INPUT DATA ->
● ● ● ●

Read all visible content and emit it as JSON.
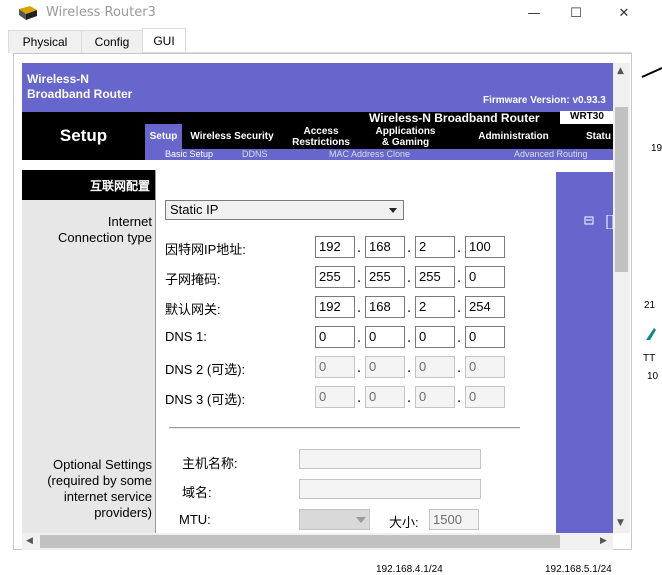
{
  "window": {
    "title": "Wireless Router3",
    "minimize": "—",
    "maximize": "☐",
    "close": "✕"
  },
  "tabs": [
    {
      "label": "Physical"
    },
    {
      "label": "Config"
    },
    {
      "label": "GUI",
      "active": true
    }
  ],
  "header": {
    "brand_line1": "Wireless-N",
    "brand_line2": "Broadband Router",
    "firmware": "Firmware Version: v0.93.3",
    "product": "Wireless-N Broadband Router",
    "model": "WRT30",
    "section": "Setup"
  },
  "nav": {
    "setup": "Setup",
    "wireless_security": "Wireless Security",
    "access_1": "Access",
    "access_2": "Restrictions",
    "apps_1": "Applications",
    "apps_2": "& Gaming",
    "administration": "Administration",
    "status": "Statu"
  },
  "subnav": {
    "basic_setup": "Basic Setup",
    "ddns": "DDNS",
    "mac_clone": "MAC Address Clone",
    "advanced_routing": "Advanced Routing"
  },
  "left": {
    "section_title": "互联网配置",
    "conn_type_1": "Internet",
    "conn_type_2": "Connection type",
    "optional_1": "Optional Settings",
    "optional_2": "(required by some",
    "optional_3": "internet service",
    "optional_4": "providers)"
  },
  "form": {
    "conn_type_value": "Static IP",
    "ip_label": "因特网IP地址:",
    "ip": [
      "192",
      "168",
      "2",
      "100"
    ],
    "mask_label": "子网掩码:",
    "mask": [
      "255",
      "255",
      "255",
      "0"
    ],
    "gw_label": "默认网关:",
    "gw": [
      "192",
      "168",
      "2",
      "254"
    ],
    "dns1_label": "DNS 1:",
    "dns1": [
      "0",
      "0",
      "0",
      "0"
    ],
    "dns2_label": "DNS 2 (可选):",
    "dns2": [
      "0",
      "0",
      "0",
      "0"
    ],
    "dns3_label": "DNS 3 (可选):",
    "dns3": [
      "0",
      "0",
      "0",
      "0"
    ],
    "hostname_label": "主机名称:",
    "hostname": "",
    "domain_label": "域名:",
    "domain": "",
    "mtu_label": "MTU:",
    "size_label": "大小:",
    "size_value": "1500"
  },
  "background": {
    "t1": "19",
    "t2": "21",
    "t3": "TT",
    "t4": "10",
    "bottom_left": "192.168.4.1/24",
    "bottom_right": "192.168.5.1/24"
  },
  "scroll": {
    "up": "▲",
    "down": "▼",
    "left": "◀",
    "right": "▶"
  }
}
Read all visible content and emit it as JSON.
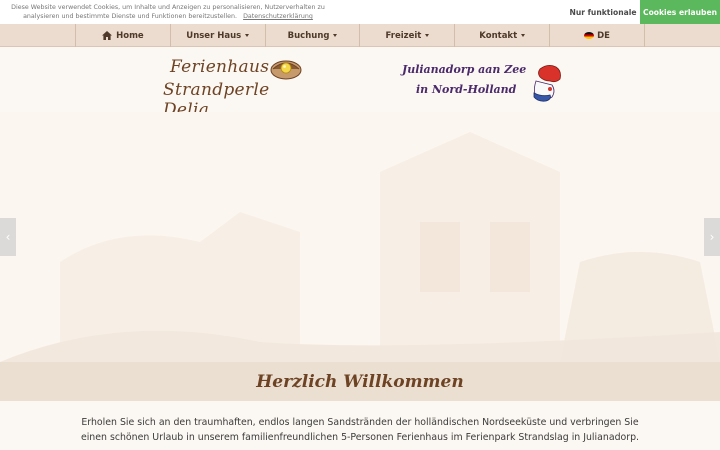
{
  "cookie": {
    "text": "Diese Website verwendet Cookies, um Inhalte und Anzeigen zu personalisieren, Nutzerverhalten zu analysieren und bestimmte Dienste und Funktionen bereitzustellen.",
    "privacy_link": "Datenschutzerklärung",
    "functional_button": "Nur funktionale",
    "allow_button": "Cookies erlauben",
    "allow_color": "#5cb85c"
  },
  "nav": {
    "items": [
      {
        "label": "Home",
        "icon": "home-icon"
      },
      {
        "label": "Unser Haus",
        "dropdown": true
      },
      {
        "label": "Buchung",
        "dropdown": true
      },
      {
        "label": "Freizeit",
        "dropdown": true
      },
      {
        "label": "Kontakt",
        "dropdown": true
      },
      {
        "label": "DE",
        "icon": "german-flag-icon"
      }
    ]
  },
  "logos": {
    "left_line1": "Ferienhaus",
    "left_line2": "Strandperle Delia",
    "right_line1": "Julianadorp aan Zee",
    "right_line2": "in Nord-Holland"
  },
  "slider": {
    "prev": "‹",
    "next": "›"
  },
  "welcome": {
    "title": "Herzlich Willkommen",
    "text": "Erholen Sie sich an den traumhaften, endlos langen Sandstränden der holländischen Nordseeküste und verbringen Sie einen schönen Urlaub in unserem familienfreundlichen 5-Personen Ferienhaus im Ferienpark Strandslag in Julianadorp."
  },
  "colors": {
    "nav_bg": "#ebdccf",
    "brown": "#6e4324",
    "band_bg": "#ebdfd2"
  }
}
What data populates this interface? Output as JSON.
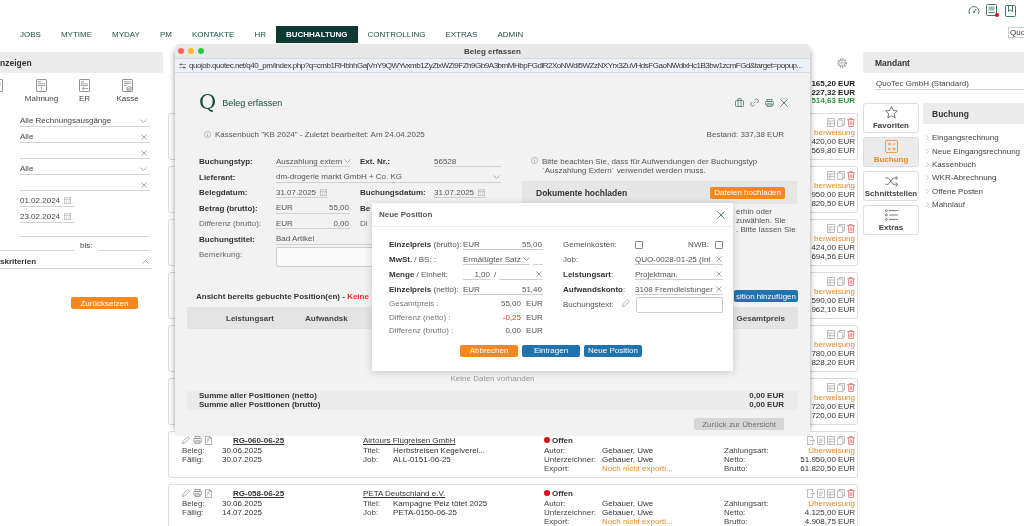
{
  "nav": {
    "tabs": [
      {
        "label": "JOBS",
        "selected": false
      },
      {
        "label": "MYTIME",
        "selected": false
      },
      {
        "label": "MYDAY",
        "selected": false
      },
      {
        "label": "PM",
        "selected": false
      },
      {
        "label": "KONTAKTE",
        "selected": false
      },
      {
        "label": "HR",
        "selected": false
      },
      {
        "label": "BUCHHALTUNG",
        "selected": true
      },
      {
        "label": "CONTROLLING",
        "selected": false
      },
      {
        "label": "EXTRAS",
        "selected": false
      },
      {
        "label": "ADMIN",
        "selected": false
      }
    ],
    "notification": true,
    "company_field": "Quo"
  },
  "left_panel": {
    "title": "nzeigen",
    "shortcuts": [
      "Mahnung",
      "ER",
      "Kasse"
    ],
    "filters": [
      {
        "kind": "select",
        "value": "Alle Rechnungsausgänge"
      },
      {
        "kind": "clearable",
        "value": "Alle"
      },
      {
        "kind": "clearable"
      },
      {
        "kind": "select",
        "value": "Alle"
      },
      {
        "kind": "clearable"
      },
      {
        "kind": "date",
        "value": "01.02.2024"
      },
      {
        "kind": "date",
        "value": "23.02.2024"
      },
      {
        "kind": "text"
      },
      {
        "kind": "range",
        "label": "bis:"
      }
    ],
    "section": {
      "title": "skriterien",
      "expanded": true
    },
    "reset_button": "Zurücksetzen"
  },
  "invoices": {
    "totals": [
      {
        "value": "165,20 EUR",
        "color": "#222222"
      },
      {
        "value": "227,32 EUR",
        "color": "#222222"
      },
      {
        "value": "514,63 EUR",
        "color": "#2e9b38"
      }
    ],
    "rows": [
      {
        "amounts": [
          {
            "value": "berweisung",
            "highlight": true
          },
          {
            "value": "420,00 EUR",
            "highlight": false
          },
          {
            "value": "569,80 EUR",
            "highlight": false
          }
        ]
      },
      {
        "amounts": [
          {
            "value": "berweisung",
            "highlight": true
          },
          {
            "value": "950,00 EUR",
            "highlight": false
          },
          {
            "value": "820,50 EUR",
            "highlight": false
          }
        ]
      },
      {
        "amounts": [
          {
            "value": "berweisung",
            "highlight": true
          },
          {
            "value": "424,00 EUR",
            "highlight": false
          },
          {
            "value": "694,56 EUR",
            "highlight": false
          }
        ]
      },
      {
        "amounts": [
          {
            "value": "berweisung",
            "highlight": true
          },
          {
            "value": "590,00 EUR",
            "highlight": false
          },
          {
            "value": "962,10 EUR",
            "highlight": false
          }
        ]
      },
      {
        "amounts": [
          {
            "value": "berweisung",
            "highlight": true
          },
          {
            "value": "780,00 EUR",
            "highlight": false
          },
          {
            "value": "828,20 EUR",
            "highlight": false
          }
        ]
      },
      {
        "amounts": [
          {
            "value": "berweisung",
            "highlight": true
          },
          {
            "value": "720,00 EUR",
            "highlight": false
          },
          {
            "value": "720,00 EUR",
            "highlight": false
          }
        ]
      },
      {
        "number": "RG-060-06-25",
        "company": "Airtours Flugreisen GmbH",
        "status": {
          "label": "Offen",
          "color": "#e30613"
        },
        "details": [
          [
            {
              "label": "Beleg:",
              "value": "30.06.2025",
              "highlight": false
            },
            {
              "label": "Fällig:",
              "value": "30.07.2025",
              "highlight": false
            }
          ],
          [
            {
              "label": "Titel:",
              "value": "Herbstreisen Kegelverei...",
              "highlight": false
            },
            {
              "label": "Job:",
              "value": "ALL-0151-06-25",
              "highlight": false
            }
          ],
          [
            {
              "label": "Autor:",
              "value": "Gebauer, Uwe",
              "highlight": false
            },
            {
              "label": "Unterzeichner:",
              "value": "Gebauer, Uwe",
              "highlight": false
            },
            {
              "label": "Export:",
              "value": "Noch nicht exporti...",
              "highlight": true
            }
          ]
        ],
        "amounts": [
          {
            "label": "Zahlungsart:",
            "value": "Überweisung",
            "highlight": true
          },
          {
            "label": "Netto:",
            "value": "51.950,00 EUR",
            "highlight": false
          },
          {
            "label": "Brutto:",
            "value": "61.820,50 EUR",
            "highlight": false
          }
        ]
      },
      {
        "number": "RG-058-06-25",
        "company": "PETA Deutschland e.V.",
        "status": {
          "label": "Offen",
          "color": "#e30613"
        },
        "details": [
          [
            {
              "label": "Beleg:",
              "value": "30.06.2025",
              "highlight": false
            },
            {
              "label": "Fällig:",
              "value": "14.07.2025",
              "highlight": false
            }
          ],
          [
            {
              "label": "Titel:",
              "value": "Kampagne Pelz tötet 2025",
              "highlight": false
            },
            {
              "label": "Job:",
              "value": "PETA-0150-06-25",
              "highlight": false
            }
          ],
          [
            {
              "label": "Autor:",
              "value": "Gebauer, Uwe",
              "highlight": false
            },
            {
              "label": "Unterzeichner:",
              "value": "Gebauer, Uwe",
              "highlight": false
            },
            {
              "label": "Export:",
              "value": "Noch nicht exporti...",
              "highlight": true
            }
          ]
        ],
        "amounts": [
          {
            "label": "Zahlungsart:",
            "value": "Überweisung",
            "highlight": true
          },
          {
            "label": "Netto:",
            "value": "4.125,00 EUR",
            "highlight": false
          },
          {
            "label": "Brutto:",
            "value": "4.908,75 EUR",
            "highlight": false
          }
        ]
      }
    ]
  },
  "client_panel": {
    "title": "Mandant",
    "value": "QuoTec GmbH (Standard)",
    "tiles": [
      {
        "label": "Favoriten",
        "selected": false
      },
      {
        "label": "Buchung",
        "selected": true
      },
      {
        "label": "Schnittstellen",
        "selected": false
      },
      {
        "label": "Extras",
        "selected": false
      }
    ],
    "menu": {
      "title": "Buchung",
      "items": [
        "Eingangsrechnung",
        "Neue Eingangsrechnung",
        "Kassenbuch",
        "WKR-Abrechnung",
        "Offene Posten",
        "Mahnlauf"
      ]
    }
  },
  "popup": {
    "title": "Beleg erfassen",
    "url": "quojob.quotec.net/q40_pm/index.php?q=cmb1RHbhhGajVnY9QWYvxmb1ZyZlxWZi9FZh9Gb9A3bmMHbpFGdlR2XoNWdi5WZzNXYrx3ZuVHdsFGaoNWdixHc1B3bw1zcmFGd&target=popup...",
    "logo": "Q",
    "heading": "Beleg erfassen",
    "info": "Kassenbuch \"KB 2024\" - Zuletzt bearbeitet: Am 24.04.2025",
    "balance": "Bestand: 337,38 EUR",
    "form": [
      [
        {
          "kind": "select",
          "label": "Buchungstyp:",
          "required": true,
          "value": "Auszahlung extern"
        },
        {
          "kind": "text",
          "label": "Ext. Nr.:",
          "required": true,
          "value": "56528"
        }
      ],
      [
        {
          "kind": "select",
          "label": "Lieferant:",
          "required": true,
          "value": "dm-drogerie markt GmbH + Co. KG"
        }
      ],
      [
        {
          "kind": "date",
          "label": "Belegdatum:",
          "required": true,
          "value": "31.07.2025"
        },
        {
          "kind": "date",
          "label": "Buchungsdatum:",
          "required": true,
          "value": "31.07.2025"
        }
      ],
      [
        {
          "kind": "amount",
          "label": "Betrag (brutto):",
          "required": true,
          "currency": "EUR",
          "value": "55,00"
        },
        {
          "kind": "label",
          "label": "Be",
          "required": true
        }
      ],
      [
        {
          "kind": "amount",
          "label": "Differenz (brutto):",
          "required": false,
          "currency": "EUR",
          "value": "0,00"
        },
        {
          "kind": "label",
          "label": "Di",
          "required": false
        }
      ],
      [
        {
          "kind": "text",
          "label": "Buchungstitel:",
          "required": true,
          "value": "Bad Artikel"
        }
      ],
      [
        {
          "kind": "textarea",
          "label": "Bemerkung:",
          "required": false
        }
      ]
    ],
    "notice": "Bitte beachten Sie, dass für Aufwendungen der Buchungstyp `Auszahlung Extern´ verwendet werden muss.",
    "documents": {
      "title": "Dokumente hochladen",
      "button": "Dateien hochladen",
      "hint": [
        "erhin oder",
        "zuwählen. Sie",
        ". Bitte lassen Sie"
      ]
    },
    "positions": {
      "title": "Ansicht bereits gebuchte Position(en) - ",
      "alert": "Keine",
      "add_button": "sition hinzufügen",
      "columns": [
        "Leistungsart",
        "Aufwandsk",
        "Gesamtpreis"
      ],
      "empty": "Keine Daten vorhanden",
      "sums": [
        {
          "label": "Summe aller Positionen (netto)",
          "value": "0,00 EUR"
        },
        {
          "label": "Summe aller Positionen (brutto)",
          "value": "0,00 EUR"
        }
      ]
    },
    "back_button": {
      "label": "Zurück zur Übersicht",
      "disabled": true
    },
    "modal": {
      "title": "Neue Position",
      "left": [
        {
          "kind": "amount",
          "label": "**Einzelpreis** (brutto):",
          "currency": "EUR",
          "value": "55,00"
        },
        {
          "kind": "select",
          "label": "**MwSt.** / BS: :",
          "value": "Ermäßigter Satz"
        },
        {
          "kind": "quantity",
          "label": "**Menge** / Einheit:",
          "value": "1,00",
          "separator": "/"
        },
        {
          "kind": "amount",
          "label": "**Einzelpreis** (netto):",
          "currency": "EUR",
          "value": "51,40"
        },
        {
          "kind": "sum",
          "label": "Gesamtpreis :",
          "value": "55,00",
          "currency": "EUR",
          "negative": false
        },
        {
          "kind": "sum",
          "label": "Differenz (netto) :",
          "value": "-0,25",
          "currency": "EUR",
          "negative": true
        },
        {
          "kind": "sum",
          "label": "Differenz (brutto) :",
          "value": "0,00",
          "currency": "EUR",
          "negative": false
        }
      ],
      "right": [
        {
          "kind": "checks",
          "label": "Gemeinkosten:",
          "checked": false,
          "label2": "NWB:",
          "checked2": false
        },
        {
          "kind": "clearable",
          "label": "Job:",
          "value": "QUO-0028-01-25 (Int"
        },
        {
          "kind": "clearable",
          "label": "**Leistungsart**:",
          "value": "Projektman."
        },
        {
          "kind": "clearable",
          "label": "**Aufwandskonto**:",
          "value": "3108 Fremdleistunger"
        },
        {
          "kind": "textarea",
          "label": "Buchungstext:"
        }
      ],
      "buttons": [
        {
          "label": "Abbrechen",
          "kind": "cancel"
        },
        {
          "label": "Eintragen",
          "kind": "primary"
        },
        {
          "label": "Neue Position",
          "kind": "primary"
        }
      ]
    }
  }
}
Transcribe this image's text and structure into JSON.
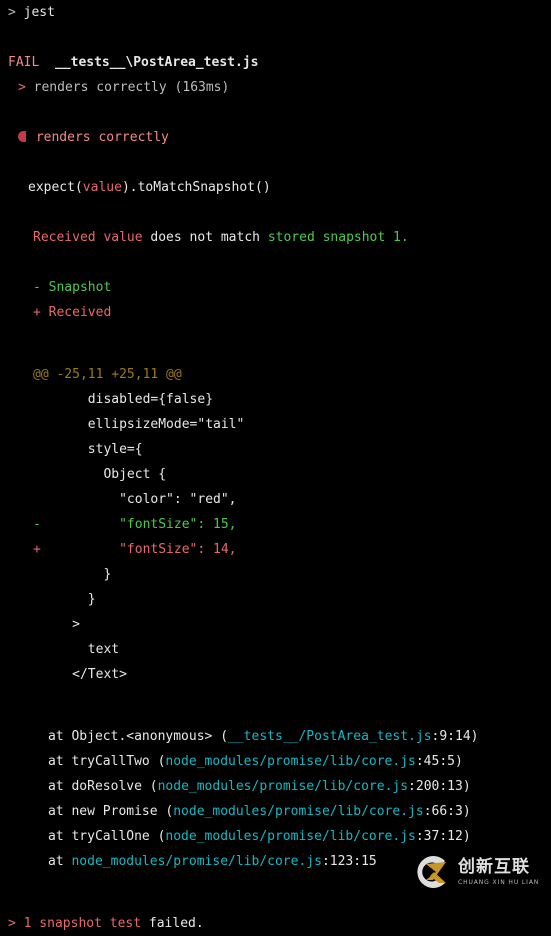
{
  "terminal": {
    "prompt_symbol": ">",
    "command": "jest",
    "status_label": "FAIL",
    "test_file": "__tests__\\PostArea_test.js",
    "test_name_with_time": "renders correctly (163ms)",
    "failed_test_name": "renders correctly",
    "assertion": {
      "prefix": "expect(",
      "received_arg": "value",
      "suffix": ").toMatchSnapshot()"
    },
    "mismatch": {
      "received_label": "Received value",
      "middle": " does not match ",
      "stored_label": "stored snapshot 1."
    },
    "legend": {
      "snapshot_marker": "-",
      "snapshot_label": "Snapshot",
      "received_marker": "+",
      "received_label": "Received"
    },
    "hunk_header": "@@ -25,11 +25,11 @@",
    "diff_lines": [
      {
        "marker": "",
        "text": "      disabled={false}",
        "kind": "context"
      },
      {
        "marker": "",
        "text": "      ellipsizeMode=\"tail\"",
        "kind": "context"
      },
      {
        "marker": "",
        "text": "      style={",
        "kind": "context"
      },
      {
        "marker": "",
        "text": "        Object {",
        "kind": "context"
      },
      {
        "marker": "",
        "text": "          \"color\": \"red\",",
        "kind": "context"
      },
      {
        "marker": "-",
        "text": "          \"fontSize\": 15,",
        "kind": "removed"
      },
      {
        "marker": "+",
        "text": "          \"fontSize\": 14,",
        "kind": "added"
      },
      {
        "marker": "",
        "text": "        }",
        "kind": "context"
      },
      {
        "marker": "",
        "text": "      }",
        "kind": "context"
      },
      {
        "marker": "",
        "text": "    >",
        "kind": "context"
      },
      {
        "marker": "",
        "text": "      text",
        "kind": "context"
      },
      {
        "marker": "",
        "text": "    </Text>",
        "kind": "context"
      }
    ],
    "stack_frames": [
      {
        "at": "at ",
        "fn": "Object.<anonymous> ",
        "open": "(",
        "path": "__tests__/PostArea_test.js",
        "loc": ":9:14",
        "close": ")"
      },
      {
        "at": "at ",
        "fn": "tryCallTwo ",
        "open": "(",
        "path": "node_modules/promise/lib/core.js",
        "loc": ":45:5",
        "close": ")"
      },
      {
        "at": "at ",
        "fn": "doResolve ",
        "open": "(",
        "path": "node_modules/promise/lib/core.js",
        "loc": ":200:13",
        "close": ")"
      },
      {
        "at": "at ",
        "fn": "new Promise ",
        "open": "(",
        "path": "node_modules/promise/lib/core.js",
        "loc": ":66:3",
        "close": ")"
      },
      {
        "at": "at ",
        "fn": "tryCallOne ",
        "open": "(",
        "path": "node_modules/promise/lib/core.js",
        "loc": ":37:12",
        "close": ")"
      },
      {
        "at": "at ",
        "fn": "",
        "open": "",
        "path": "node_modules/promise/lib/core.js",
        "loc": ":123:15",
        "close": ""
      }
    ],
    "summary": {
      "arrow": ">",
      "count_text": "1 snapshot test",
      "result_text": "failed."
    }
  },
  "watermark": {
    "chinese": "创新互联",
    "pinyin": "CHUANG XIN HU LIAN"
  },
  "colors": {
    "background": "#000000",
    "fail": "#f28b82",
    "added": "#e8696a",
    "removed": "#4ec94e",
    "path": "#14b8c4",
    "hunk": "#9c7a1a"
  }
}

● ● ● ●

TASK STATEMENT -> Tally the lines of the data that contain the string "verwendet" and report the total alone.

PROBLEM SOLUTION -> 2